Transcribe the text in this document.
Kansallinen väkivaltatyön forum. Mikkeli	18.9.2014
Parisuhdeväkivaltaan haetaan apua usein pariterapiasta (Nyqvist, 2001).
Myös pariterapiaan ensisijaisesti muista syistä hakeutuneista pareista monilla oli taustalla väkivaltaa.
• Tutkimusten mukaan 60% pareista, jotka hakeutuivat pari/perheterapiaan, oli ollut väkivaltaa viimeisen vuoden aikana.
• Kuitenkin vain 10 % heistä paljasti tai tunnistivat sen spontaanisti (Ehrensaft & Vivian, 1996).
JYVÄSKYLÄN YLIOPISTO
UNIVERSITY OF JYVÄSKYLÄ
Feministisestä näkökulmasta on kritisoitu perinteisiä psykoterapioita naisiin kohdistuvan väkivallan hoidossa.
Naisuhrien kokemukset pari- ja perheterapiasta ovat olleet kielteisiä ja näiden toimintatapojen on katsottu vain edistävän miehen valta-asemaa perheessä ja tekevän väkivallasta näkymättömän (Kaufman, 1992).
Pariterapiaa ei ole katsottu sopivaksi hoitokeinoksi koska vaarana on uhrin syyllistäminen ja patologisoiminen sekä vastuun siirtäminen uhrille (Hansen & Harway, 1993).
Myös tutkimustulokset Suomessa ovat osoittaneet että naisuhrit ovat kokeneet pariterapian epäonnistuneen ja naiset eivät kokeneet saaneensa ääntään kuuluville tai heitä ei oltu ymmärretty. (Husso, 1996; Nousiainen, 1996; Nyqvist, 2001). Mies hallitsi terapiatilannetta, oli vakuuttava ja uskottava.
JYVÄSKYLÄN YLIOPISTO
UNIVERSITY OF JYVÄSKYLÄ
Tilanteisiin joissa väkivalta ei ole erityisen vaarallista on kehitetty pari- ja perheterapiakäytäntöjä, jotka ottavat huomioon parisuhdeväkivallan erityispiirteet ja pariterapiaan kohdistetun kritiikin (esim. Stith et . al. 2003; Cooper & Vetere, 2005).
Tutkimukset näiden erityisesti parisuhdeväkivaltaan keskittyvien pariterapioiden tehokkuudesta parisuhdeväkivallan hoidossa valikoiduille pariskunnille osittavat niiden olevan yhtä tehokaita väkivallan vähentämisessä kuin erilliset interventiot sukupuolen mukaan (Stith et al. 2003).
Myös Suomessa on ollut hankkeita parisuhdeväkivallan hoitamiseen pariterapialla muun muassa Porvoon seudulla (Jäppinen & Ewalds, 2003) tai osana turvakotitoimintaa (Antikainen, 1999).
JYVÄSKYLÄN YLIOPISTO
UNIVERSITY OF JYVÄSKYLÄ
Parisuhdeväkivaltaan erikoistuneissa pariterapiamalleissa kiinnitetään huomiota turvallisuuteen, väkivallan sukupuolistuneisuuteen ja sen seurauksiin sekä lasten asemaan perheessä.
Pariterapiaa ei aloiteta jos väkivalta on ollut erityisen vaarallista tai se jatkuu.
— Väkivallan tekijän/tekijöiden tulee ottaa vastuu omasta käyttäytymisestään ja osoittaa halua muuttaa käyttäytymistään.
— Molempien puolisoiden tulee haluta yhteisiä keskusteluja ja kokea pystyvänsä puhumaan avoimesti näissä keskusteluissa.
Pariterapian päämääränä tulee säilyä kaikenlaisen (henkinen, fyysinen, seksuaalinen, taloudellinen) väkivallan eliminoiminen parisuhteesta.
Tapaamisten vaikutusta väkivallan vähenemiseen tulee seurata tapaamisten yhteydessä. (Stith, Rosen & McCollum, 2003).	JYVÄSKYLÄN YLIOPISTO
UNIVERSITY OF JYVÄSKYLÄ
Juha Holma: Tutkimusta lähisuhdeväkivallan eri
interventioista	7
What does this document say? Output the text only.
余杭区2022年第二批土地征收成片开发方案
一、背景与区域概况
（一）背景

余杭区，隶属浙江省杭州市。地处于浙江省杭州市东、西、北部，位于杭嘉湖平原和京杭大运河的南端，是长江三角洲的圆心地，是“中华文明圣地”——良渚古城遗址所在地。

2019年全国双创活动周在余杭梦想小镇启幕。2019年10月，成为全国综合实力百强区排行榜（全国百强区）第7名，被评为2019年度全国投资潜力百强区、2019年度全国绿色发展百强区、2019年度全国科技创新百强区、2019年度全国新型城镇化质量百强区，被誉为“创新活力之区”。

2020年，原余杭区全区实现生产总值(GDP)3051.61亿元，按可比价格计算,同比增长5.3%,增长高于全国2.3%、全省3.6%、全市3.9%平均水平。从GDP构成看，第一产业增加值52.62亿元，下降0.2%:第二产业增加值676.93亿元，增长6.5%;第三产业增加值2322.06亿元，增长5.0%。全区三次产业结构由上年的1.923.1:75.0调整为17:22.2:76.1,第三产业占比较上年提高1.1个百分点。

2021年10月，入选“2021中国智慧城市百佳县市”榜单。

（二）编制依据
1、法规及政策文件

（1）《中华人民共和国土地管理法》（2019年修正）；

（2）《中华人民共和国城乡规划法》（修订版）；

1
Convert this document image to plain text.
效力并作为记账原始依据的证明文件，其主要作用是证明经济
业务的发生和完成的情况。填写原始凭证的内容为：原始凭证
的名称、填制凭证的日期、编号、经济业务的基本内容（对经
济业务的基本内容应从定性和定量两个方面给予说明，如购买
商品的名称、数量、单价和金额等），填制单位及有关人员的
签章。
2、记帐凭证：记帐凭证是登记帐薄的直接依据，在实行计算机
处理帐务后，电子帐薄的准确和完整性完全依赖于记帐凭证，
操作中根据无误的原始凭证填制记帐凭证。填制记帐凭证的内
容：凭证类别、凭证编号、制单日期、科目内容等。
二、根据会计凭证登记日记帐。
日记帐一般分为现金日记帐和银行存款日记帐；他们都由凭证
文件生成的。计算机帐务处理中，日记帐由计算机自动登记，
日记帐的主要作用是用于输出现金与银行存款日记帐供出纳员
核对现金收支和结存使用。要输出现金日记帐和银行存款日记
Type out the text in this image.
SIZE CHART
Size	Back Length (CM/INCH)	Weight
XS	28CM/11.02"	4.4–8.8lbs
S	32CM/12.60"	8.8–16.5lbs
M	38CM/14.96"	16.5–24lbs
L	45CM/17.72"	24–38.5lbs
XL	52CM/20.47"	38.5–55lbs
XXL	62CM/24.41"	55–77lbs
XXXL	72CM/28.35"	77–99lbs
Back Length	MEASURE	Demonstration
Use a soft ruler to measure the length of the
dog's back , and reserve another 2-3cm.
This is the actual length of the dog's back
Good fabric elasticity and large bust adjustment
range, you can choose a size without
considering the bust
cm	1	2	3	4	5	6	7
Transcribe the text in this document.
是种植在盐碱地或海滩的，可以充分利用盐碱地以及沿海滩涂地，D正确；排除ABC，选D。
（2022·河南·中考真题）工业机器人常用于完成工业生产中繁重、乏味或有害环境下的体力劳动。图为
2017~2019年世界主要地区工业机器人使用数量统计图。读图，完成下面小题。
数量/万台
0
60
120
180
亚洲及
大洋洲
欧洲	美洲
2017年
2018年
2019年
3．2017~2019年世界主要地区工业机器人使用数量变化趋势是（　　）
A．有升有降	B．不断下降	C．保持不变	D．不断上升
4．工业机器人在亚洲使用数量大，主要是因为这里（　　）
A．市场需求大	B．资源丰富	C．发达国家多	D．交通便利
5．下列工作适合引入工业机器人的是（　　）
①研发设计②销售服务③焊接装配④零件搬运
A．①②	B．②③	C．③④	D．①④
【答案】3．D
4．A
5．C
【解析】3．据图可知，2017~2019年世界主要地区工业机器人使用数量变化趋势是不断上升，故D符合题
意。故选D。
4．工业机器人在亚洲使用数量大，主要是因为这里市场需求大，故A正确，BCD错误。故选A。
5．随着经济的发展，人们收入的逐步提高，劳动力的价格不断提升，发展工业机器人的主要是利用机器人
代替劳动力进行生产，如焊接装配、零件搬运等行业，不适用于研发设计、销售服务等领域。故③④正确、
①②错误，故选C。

########

• What the task asks
Write down every line of the data above that includes the string "bust".

• Final result
Good fabric elasticity and large bust adjustment
considering the bust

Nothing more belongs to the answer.